Filter the records below and copy every line containing the word "morning".

SOURCE MATERIAL
•••

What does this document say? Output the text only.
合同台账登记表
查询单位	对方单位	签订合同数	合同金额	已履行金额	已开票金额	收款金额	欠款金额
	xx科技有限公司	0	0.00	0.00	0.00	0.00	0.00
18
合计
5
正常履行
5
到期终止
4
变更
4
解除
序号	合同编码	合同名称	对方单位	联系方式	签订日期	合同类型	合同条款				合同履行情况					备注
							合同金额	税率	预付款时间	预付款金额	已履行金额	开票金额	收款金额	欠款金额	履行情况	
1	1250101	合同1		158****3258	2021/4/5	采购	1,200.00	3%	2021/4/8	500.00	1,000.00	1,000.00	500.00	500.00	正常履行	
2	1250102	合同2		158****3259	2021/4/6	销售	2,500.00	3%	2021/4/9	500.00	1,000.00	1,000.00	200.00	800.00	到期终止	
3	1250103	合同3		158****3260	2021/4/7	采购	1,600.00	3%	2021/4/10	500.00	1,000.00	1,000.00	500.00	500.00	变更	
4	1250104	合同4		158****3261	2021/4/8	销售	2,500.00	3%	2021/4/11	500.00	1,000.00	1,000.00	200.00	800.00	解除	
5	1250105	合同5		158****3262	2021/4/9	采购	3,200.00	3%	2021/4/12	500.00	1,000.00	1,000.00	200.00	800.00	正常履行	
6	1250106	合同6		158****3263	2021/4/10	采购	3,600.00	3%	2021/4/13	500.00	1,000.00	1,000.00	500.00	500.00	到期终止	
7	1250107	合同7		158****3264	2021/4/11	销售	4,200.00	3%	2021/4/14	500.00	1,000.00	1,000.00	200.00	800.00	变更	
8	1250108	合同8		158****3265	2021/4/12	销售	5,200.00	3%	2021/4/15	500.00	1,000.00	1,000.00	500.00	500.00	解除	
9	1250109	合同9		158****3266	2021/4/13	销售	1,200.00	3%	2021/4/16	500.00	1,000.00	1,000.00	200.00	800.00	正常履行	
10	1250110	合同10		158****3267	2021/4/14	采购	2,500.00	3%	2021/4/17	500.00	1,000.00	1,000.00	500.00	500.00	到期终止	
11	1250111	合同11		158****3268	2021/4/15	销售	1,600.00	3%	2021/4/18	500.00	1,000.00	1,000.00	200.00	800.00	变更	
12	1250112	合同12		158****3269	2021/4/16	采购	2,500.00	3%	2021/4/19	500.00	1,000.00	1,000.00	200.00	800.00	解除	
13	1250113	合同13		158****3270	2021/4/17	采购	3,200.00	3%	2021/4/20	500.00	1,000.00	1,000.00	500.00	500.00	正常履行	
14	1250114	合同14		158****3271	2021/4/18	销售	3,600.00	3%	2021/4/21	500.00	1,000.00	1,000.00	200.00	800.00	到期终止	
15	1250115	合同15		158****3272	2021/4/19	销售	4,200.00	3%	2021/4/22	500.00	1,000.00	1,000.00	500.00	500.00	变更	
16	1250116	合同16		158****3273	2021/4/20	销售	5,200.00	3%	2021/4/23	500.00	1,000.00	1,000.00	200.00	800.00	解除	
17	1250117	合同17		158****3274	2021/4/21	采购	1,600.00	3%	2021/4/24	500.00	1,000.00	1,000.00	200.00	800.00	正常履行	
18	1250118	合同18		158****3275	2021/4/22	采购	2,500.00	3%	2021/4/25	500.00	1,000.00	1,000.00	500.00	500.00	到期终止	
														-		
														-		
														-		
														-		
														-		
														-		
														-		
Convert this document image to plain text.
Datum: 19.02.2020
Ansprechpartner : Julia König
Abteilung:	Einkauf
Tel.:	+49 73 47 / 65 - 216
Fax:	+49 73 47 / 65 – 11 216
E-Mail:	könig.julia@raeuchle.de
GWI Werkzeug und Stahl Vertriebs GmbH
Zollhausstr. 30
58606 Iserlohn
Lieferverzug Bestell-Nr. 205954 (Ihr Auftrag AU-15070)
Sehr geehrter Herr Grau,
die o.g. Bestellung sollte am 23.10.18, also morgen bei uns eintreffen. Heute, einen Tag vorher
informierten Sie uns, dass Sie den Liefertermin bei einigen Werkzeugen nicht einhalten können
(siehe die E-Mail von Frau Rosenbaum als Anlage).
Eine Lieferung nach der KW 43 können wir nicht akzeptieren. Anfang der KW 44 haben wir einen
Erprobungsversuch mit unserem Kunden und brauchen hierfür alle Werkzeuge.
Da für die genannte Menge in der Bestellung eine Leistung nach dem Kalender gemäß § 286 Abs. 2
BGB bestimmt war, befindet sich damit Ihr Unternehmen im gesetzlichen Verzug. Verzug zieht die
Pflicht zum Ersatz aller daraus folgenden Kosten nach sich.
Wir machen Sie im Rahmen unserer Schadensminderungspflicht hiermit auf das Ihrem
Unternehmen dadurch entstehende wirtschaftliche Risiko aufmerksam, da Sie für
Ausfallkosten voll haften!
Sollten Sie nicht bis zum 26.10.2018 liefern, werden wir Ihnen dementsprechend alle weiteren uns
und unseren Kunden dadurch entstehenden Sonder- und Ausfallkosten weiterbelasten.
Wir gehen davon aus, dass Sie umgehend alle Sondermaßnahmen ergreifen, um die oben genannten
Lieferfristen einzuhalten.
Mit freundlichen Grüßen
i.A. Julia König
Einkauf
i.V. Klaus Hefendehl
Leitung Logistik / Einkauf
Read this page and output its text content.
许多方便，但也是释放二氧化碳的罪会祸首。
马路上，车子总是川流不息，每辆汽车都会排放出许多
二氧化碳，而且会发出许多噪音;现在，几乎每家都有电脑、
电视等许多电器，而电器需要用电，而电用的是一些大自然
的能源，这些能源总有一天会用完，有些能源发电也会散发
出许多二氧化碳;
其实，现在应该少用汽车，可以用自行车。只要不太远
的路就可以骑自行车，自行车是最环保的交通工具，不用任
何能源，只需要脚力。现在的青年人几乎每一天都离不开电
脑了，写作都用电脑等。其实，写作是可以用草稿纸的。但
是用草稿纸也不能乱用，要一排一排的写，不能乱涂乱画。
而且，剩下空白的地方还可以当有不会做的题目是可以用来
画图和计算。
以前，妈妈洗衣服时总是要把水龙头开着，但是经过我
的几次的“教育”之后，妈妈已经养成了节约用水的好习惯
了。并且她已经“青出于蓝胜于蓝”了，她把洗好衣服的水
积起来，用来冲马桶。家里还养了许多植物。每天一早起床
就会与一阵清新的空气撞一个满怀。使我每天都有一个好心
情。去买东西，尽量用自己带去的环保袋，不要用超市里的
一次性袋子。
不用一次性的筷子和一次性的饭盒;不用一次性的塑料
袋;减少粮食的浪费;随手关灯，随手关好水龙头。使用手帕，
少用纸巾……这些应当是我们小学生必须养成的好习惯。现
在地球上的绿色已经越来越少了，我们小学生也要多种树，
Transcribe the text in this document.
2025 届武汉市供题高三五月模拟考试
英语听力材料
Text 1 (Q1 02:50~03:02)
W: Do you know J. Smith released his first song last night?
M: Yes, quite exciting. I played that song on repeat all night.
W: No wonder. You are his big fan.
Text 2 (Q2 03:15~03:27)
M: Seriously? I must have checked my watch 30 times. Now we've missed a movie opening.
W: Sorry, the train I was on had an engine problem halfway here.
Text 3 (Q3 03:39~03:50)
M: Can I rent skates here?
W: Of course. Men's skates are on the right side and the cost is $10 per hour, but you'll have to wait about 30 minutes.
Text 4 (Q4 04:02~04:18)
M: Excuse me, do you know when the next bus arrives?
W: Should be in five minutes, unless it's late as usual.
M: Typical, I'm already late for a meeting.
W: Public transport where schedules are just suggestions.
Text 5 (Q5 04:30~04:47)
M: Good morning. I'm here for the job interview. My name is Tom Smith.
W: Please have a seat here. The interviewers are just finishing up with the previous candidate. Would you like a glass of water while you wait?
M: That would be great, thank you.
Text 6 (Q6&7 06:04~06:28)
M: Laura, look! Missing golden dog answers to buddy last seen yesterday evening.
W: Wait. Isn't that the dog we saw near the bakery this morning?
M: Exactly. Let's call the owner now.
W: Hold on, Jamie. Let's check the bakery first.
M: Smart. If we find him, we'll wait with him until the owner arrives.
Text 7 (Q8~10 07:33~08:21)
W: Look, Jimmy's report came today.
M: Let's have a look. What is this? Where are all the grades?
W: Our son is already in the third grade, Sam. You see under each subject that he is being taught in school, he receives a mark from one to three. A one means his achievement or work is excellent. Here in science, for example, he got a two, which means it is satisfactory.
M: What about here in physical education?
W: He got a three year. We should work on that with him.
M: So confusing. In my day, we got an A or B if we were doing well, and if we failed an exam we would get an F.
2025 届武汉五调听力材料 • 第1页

•••

ANSWER TO THIS EXERCISE
M: Good morning. I'm here for the job interview. My name is Tom Smith.
W: Wait. Isn't that the dog we saw near the bakery this morning?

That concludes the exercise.